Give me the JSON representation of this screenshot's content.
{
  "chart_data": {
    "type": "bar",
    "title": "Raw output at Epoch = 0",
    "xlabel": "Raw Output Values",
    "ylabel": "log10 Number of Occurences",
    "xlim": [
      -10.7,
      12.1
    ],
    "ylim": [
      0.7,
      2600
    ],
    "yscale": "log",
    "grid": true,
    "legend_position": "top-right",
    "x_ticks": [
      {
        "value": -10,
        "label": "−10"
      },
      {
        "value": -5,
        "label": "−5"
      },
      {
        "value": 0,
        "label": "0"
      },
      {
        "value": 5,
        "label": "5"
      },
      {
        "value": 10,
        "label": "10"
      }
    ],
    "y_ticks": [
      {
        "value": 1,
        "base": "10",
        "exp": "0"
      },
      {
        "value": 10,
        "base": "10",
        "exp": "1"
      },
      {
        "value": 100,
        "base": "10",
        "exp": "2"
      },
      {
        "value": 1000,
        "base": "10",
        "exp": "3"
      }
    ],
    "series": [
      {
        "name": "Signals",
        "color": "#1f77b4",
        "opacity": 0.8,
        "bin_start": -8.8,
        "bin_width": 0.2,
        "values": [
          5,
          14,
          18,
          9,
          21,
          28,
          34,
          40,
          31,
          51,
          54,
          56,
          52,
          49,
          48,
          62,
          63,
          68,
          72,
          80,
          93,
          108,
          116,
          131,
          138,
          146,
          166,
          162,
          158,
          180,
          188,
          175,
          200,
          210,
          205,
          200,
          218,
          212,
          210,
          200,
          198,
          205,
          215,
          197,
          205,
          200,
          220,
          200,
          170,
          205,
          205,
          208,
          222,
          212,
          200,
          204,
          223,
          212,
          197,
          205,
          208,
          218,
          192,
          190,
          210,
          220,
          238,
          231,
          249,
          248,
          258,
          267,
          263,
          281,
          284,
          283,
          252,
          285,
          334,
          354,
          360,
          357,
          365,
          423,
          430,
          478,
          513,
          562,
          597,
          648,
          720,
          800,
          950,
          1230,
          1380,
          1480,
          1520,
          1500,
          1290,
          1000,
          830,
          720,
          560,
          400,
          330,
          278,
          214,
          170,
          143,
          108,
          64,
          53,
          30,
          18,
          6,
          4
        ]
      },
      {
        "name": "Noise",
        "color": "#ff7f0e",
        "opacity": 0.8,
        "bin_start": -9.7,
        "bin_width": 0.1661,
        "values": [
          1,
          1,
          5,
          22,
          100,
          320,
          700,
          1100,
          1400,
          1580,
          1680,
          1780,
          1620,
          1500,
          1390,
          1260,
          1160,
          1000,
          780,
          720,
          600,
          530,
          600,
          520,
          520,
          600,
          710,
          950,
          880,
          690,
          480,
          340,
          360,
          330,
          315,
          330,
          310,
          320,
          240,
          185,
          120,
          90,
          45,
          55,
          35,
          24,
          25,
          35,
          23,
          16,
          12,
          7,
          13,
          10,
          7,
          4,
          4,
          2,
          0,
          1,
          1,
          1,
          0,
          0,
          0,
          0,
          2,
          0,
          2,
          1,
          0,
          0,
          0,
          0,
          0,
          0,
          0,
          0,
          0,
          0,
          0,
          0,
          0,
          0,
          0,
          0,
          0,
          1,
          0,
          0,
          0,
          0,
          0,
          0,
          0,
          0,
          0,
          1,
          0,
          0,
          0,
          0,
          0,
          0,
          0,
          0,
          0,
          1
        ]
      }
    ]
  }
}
+++
* [EXERCISE INSTRUCTIONS]: Set down each entry again, unchanged.

* [PROBLEM SOLUTION]:
Give me the JSON representation of this screenshot's content.
{
  "chart_data": {
    "type": "bar",
    "title": "Raw output at Epoch = 0",
    "xlabel": "Raw Output Values",
    "ylabel": "log10 Number of Occurences",
    "xlim": [
      -10.7,
      12.1
    ],
    "ylim": [
      0.7,
      2600
    ],
    "yscale": "log",
    "grid": true,
    "legend_position": "top-right",
    "x_ticks": [
      {
        "value": -10,
        "label": "−10"
      },
      {
        "value": -5,
        "label": "−5"
      },
      {
        "value": 0,
        "label": "0"
      },
      {
        "value": 5,
        "label": "5"
      },
      {
        "value": 10,
        "label": "10"
      }
    ],
    "y_ticks": [
      {
        "value": 1,
        "base": "10",
        "exp": "0"
      },
      {
        "value": 10,
        "base": "10",
        "exp": "1"
      },
      {
        "value": 100,
        "base": "10",
        "exp": "2"
      },
      {
        "value": 1000,
        "base": "10",
        "exp": "3"
      }
    ],
    "series": [
      {
        "name": "Signals",
        "color": "#1f77b4",
        "opacity": 0.8,
        "bin_start": -8.8,
        "bin_width": 0.2,
        "values": [
          5,
          14,
          18,
          9,
          21,
          28,
          34,
          40,
          31,
          51,
          54,
          56,
          52,
          49,
          48,
          62,
          63,
          68,
          72,
          80,
          93,
          108,
          116,
          131,
          138,
          146,
          166,
          162,
          158,
          180,
          188,
          175,
          200,
          210,
          205,
          200,
          218,
          212,
          210,
          200,
          198,
          205,
          215,
          197,
          205,
          200,
          220,
          200,
          170,
          205,
          205,
          208,
          222,
          212,
          200,
          204,
          223,
          212,
          197,
          205,
          208,
          218,
          192,
          190,
          210,
          220,
          238,
          231,
          249,
          248,
          258,
          267,
          263,
          281,
          284,
          283,
          252,
          285,
          334,
          354,
          360,
          357,
          365,
          423,
          430,
          478,
          513,
          562,
          597,
          648,
          720,
          800,
          950,
          1230,
          1380,
          1480,
          1520,
          1500,
          1290,
          1000,
          830,
          720,
          560,
          400,
          330,
          278,
          214,
          170,
          143,
          108,
          64,
          53,
          30,
          18,
          6,
          4
        ]
      },
      {
        "name": "Noise",
        "color": "#ff7f0e",
        "opacity": 0.8,
        "bin_start": -9.7,
        "bin_width": 0.1661,
        "values": [
          1,
          1,
          5,
          22,
          100,
          320,
          700,
          1100,
          1400,
          1580,
          1680,
          1780,
          1620,
          1500,
          1390,
          1260,
          1160,
          1000,
          780,
          720,
          600,
          530,
          600,
          520,
          520,
          600,
          710,
          950,
          880,
          690,
          480,
          340,
          360,
          330,
          315,
          330,
          310,
          320,
          240,
          185,
          120,
          90,
          45,
          55,
          35,
          24,
          25,
          35,
          23,
          16,
          12,
          7,
          13,
          10,
          7,
          4,
          4,
          2,
          0,
          1,
          1,
          1,
          0,
          0,
          0,
          0,
          2,
          0,
          2,
          1,
          0,
          0,
          0,
          0,
          0,
          0,
          0,
          0,
          0,
          0,
          0,
          0,
          0,
          0,
          0,
          0,
          0,
          1,
          0,
          0,
          0,
          0,
          0,
          0,
          0,
          0,
          0,
          1,
          0,
          0,
          0,
          0,
          0,
          0,
          0,
          0,
          0,
          1
        ]
      }
    ]
  }
}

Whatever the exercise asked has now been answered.